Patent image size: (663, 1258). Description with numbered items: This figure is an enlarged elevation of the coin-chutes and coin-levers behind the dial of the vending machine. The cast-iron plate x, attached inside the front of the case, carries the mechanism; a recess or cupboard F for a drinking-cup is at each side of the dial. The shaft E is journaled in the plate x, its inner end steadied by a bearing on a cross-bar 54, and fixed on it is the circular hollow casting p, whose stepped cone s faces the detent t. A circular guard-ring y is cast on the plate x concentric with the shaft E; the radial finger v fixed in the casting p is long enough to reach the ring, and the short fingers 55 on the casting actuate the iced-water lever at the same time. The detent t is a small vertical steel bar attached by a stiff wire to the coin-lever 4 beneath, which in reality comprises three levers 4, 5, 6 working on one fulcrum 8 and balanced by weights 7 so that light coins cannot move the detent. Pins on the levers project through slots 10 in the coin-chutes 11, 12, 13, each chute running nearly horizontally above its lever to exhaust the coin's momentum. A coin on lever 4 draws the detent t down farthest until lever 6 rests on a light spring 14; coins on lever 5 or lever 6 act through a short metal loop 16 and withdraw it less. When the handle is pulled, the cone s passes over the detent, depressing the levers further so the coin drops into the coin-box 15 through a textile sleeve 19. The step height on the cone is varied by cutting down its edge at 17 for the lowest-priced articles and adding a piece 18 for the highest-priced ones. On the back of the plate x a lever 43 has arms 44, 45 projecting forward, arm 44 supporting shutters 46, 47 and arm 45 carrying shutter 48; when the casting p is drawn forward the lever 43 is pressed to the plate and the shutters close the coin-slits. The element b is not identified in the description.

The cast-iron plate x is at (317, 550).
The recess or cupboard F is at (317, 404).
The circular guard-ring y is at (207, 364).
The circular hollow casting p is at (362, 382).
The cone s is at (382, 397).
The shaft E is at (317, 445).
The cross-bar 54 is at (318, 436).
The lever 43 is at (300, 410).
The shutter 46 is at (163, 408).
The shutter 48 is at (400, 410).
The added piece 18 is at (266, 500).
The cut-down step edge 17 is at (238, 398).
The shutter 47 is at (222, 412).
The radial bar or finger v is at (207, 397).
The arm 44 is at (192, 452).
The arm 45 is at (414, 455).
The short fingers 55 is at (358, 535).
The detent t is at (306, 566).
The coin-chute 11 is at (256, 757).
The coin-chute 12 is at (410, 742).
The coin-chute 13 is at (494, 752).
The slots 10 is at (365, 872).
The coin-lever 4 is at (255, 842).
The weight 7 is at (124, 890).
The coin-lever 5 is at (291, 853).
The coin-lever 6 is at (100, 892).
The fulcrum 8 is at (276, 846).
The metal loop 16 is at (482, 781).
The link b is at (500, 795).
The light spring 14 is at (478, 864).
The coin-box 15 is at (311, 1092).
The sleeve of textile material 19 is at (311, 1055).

■ What you will do: Render every line of the listing above as a JSON list of strings, one string per line, leaving out blank lines.

■ Solution to this problem:
[
  "Patent image size: (663, 1258). Description with numbered items: This figure is an enlarged elevation of the coin-chutes and coin-levers behind the dial of the vending machine. The cast-iron plate x, attached inside the front of the case, carries the mechanism; a recess or cupboard F for a drinking-cup is at each side of the dial. The shaft E is journaled in the plate x, its inner end steadied by a bearing on a cross-bar 54, and fixed on it is the circular hollow casting p, whose stepped cone s faces the detent t. A circular guard-ring y is cast on the plate x concentric with the shaft E; the radial finger v fixed in the casting p is long enough to reach the ring, and the short fingers 55 on the casting actuate the iced-water lever at the same time. The detent t is a small vertical steel bar attached by a stiff wire to the coin-lever 4 beneath, which in reality comprises three levers 4, 5, 6 working on one fulcrum 8 and balanced by weights 7 so that light coins cannot move the detent. Pins on the levers project through slots 10 in the coin-chutes 11, 12, 13, each chute running nearly horizontally above its lever to exhaust the coin's momentum. A coin on lever 4 draws the detent t down farthest until lever 6 rests on a light spring 14; coins on lever 5 or lever 6 act through a short metal loop 16 and withdraw it less. When the handle is pulled, the cone s passes over the detent, depressing the levers further so the coin drops into the coin-box 15 through a textile sleeve 19. The step height on the cone is varied by cutting down its edge at 17 for the lowest-priced articles and adding a piece 18 for the highest-priced ones. On the back of the plate x a lever 43 has arms 44, 45 projecting forward, arm 44 supporting shutters 46, 47 and arm 45 carrying shutter 48; when the casting p is drawn forward the lever 43 is pressed to the plate and the shutters close the coin-slits. The element b is not identified in the description.",
  "The cast-iron plate x is at (317, 550).",
  "The recess or cupboard F is at (317, 404).",
  "The circular guard-ring y is at (207, 364).",
  "The circular hollow casting p is at (362, 382).",
  "The cone s is at (382, 397).",
  "The shaft E is at (317, 445).",
  "The cross-bar 54 is at (318, 436).",
  "The lever 43 is at (300, 410).",
  "The shutter 46 is at (163, 408).",
  "The shutter 48 is at (400, 410).",
  "The added piece 18 is at (266, 500).",
  "The cut-down step edge 17 is at (238, 398).",
  "The shutter 47 is at (222, 412).",
  "The radial bar or finger v is at (207, 397).",
  "The arm 44 is at (192, 452).",
  "The arm 45 is at (414, 455).",
  "The short fingers 55 is at (358, 535).",
  "The detent t is at (306, 566).",
  "The coin-chute 11 is at (256, 757).",
  "The coin-chute 12 is at (410, 742).",
  "The coin-chute 13 is at (494, 752).",
  "The slots 10 is at (365, 872).",
  "The coin-lever 4 is at (255, 842).",
  "The weight 7 is at (124, 890).",
  "The coin-lever 5 is at (291, 853).",
  "The coin-lever 6 is at (100, 892).",
  "The fulcrum 8 is at (276, 846).",
  "The metal loop 16 is at (482, 781).",
  "The link b is at (500, 795).",
  "The light spring 14 is at (478, 864).",
  "The coin-box 15 is at (311, 1092).",
  "The sleeve of textile material 19 is at (311, 1055)."
]